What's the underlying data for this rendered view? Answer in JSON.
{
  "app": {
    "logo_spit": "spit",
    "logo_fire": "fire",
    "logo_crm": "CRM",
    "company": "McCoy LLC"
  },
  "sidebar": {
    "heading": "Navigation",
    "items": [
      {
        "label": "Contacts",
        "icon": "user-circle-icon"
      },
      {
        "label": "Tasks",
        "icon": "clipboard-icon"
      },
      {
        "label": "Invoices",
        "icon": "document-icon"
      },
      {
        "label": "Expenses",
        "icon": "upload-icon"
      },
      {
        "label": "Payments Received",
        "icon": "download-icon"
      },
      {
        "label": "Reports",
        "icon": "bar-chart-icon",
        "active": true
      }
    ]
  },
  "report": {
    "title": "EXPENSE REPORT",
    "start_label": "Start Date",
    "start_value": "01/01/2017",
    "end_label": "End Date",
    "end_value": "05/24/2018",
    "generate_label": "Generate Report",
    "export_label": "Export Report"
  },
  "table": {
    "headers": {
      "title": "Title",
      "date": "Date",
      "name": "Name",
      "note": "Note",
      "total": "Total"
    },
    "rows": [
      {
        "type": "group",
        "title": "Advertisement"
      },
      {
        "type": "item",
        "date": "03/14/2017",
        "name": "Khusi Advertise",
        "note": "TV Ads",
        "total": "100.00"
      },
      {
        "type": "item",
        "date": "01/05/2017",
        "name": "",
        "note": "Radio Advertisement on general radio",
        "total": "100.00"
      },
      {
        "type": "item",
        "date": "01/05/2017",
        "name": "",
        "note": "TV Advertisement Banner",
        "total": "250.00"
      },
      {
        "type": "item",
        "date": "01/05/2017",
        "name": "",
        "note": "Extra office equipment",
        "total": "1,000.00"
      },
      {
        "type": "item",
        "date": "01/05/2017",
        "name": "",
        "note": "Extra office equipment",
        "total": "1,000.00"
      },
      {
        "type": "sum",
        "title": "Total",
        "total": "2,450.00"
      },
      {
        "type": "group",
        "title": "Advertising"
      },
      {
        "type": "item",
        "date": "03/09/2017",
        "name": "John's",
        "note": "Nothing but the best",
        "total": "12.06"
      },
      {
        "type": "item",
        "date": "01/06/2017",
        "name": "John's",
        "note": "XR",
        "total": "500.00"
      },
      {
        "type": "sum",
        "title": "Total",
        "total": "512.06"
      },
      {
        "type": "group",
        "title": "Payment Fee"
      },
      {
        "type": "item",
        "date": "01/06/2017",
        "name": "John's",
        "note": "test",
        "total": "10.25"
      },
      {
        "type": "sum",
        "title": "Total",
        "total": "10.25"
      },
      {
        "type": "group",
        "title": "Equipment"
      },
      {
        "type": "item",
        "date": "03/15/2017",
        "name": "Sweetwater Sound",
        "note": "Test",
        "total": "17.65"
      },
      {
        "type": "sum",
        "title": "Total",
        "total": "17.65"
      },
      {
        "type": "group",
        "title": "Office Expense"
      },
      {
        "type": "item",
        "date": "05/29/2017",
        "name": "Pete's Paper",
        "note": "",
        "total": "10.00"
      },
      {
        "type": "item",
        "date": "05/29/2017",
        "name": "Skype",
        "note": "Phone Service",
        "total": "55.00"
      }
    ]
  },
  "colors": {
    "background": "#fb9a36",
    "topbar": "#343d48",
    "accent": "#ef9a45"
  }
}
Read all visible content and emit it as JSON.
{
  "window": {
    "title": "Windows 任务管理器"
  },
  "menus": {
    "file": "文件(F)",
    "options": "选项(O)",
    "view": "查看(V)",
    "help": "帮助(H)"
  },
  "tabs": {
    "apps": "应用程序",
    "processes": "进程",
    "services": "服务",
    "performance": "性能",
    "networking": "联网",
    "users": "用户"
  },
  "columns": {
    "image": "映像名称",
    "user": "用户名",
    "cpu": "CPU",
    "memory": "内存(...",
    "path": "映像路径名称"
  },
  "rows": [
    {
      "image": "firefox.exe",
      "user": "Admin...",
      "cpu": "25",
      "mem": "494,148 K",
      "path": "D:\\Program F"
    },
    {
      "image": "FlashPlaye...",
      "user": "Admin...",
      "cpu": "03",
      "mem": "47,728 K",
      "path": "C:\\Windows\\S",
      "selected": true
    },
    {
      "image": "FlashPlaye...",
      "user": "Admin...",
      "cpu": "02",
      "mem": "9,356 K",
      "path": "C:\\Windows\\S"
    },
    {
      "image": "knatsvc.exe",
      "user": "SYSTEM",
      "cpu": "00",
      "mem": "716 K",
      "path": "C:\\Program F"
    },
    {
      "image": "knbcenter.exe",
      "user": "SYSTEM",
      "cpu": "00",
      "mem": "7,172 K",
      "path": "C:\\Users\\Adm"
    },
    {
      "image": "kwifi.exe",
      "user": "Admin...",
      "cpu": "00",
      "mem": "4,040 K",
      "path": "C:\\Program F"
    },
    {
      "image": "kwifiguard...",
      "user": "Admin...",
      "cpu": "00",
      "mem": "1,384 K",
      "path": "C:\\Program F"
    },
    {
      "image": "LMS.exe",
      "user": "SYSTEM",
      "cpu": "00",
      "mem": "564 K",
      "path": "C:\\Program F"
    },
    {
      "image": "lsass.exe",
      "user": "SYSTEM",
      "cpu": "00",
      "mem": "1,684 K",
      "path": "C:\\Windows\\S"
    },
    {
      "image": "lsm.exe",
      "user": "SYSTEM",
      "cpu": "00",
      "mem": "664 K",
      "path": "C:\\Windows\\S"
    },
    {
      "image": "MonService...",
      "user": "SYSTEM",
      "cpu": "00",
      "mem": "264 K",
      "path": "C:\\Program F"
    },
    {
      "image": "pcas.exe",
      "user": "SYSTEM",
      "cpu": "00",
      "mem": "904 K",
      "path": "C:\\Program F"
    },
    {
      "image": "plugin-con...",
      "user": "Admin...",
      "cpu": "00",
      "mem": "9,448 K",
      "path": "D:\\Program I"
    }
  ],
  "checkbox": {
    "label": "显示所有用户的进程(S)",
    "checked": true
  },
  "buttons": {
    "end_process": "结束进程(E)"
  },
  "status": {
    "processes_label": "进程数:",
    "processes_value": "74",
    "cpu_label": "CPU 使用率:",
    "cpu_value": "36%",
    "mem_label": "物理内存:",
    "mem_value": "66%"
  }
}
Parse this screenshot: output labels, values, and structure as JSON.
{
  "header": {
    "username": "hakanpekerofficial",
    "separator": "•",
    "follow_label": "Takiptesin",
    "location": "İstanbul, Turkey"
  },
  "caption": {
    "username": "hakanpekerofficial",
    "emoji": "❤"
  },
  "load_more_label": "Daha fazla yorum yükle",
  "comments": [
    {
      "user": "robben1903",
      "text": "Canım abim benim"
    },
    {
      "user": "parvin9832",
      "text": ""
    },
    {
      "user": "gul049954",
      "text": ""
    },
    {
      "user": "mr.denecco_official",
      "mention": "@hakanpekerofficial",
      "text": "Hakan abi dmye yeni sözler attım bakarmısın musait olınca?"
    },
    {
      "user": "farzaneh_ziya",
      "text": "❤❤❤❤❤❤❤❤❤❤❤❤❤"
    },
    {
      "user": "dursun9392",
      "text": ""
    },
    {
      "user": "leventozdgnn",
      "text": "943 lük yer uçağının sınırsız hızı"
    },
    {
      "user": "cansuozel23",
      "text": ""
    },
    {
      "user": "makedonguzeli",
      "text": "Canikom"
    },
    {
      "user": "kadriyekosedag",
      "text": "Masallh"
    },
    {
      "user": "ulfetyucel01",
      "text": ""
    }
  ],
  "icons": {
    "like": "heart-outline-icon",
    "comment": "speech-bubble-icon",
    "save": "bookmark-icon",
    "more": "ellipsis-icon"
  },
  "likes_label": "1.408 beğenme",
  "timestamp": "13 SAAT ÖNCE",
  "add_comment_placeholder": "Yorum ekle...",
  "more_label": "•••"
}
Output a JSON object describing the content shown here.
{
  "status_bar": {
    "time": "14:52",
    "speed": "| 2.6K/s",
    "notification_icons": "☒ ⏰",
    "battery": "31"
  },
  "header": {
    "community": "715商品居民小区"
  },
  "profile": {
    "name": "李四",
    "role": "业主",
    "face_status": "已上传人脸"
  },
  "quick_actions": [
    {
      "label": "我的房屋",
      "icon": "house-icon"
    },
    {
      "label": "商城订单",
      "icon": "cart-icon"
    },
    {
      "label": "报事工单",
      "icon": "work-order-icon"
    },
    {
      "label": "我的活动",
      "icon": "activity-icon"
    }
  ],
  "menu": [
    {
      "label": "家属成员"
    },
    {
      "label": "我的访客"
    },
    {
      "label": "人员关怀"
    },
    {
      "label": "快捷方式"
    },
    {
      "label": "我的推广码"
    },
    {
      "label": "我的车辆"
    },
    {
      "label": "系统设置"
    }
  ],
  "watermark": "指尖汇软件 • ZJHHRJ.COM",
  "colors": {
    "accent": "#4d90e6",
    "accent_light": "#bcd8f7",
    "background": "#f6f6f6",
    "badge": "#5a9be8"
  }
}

———

Given problem: In the records above, return only the line that contains "Output a JSON" and every line after it through the last, exactly as they appear.

Full answer:
Output a JSON object describing the content shown here.
{
  "status_bar": {
    "time": "14:52",
    "speed": "| 2.6K/s",
    "notification_icons": "☒ ⏰",
    "battery": "31"
  },
  "header": {
    "community": "715商品居民小区"
  },
  "profile": {
    "name": "李四",
    "role": "业主",
    "face_status": "已上传人脸"
  },
  "quick_actions": [
    {
      "label": "我的房屋",
      "icon": "house-icon"
    },
    {
      "label": "商城订单",
      "icon": "cart-icon"
    },
    {
      "label": "报事工单",
      "icon": "work-order-icon"
    },
    {
      "label": "我的活动",
      "icon": "activity-icon"
    }
  ],
  "menu": [
    {
      "label": "家属成员"
    },
    {
      "label": "我的访客"
    },
    {
      "label": "人员关怀"
    },
    {
      "label": "快捷方式"
    },
    {
      "label": "我的推广码"
    },
    {
      "label": "我的车辆"
    },
    {
      "label": "系统设置"
    }
  ],
  "watermark": "指尖汇软件 • ZJHHRJ.COM",
  "colors": {
    "accent": "#4d90e6",
    "accent_light": "#bcd8f7",
    "background": "#f6f6f6",
    "badge": "#5a9be8"
  }
}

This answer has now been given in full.